Stated problem
Each record below should be output verbatim, without pictures.

(Items listed in a dataset)
········

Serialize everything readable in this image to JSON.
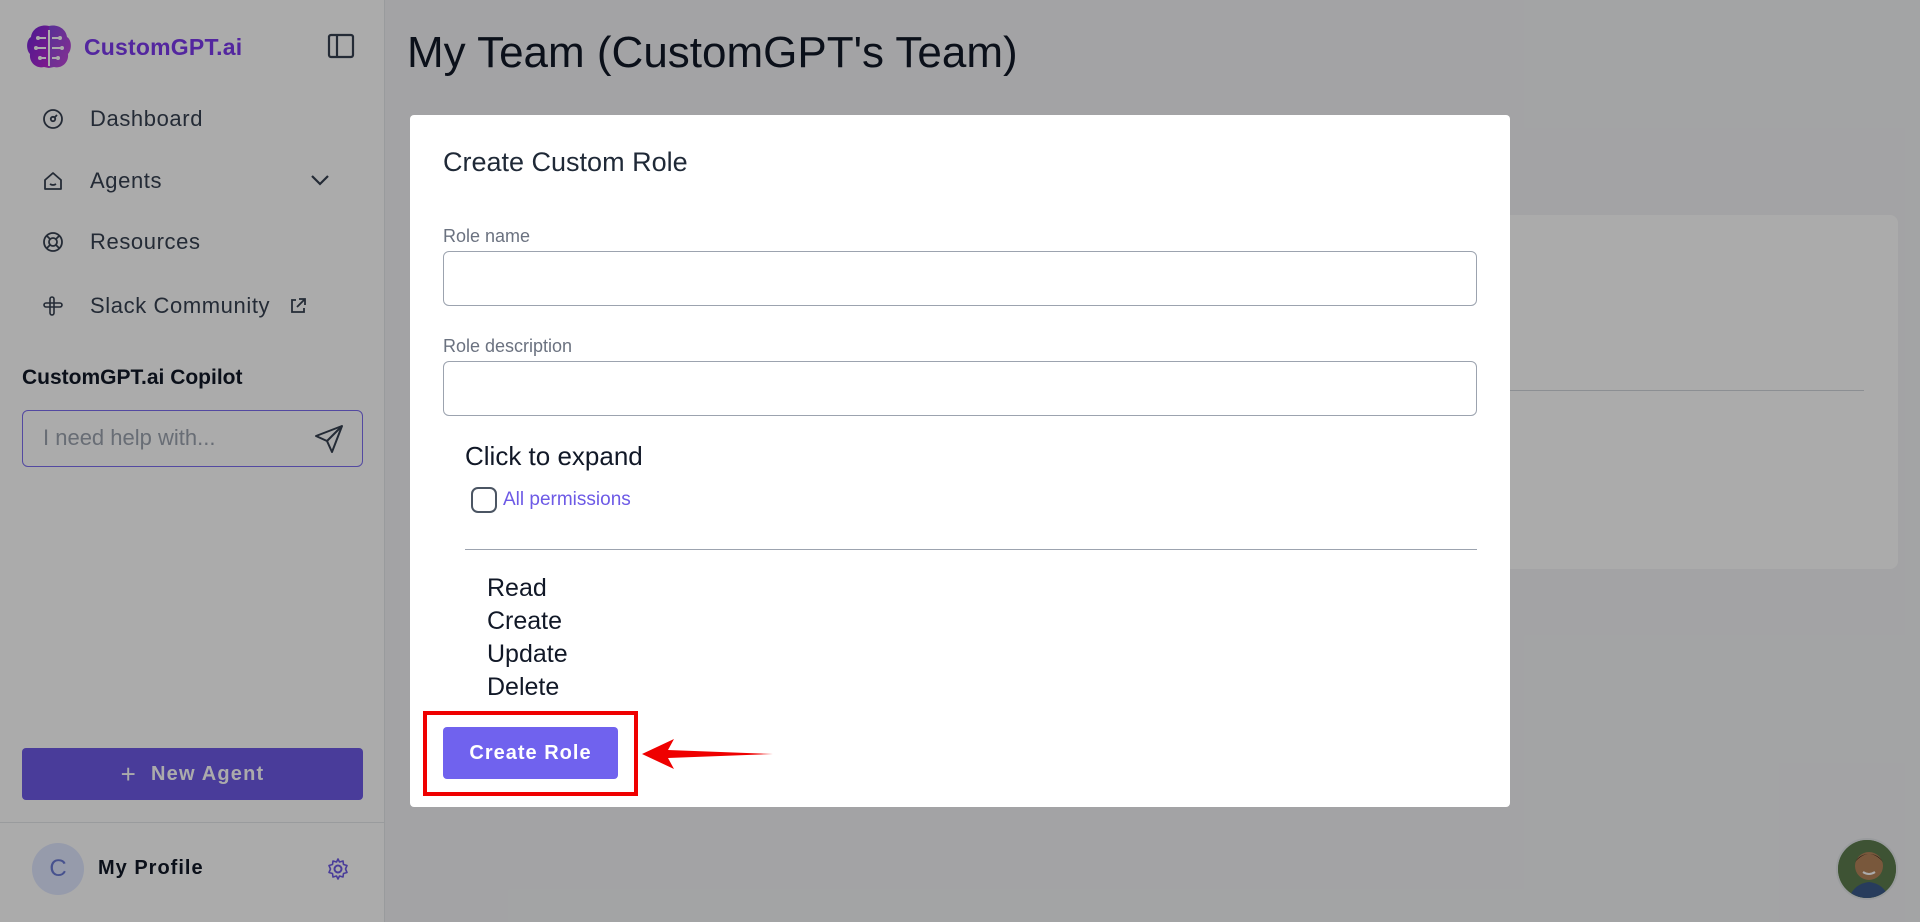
{
  "sidebar": {
    "brand": "CustomGPT.ai",
    "nav": [
      {
        "label": "Dashboard",
        "icon": "gauge-icon"
      },
      {
        "label": "Agents",
        "icon": "home-icon"
      },
      {
        "label": "Resources",
        "icon": "lifebuoy-icon"
      },
      {
        "label": "Slack Community",
        "icon": "slack-icon"
      }
    ],
    "copilot_title": "CustomGPT.ai Copilot",
    "copilot_placeholder": "I need help with...",
    "new_agent_label": "New Agent",
    "avatar_initial": "C",
    "profile_label": "My Profile"
  },
  "page": {
    "title": "My Team (CustomGPT's Team)"
  },
  "modal": {
    "title": "Create Custom Role",
    "role_name_label": "Role name",
    "role_name_value": "",
    "role_description_label": "Role description",
    "role_description_value": "",
    "expand_title": "Click to expand",
    "all_permissions_label": "All permissions",
    "all_permissions_checked": false,
    "permissions": [
      "Read",
      "Create",
      "Update",
      "Delete"
    ],
    "create_button_label": "Create Role"
  },
  "colors": {
    "brand": "#7c3aed",
    "primary_button": "#6d5ae6",
    "annotation": "#ef0000"
  }
}
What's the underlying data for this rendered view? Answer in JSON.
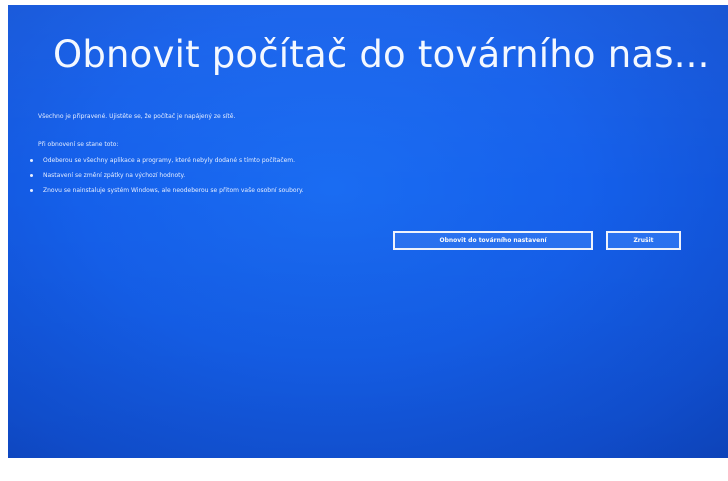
{
  "screen": {
    "title": "Obnovit počítač do továrního nas...",
    "ready_text": "Všechno je připravené. Ujistěte se, že počítač je napájený ze sítě.",
    "reset_intro": "Při obnovení se stane toto:",
    "bullets": [
      "Odeberou se všechny aplikace a programy, které nebyly dodané s tímto počítačem.",
      "Nastavení se změní zpátky na výchozí hodnoty.",
      "Znovu se nainstaluje systém Windows, ale neodeberou se přitom vaše osobní soubory."
    ],
    "buttons": {
      "reset_label": "Obnovit do továrního nastavení",
      "cancel_label": "Zrušit"
    }
  },
  "colors": {
    "background": "#1560eb",
    "text": "#ffffff",
    "button_border": "#f2f6ff"
  }
}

········

Answer in full
Serialize everything readable in this image to JSON.
{
  "sidebar": {
    "brand": "CustomGPT.ai",
    "nav": [
      {
        "label": "Dashboard",
        "icon": "gauge-icon"
      },
      {
        "label": "Agents",
        "icon": "home-icon"
      },
      {
        "label": "Resources",
        "icon": "lifebuoy-icon"
      },
      {
        "label": "Slack Community",
        "icon": "slack-icon"
      }
    ],
    "copilot_title": "CustomGPT.ai Copilot",
    "copilot_placeholder": "I need help with...",
    "new_agent_label": "New Agent",
    "avatar_initial": "C",
    "profile_label": "My Profile"
  },
  "page": {
    "title": "My Team (CustomGPT's Team)"
  },
  "modal": {
    "title": "Create Custom Role",
    "role_name_label": "Role name",
    "role_name_value": "",
    "role_description_label": "Role description",
    "role_description_value": "",
    "expand_title": "Click to expand",
    "all_permissions_label": "All permissions",
    "all_permissions_checked": false,
    "permissions": [
      "Read",
      "Create",
      "Update",
      "Delete"
    ],
    "create_button_label": "Create Role"
  },
  "colors": {
    "brand": "#7c3aed",
    "primary_button": "#6d5ae6",
    "annotation": "#ef0000"
  }
}
What's the underlying data for this rendered view? Answer in JSON.
{
  "screen": {
    "title": "Obnovit počítač do továrního nas...",
    "ready_text": "Všechno je připravené. Ujistěte se, že počítač je napájený ze sítě.",
    "reset_intro": "Při obnovení se stane toto:",
    "bullets": [
      "Odeberou se všechny aplikace a programy, které nebyly dodané s tímto počítačem.",
      "Nastavení se změní zpátky na výchozí hodnoty.",
      "Znovu se nainstaluje systém Windows, ale neodeberou se přitom vaše osobní soubory."
    ],
    "buttons": {
      "reset_label": "Obnovit do továrního nastavení",
      "cancel_label": "Zrušit"
    }
  },
  "colors": {
    "background": "#1560eb",
    "text": "#ffffff",
    "button_border": "#f2f6ff"
  }
}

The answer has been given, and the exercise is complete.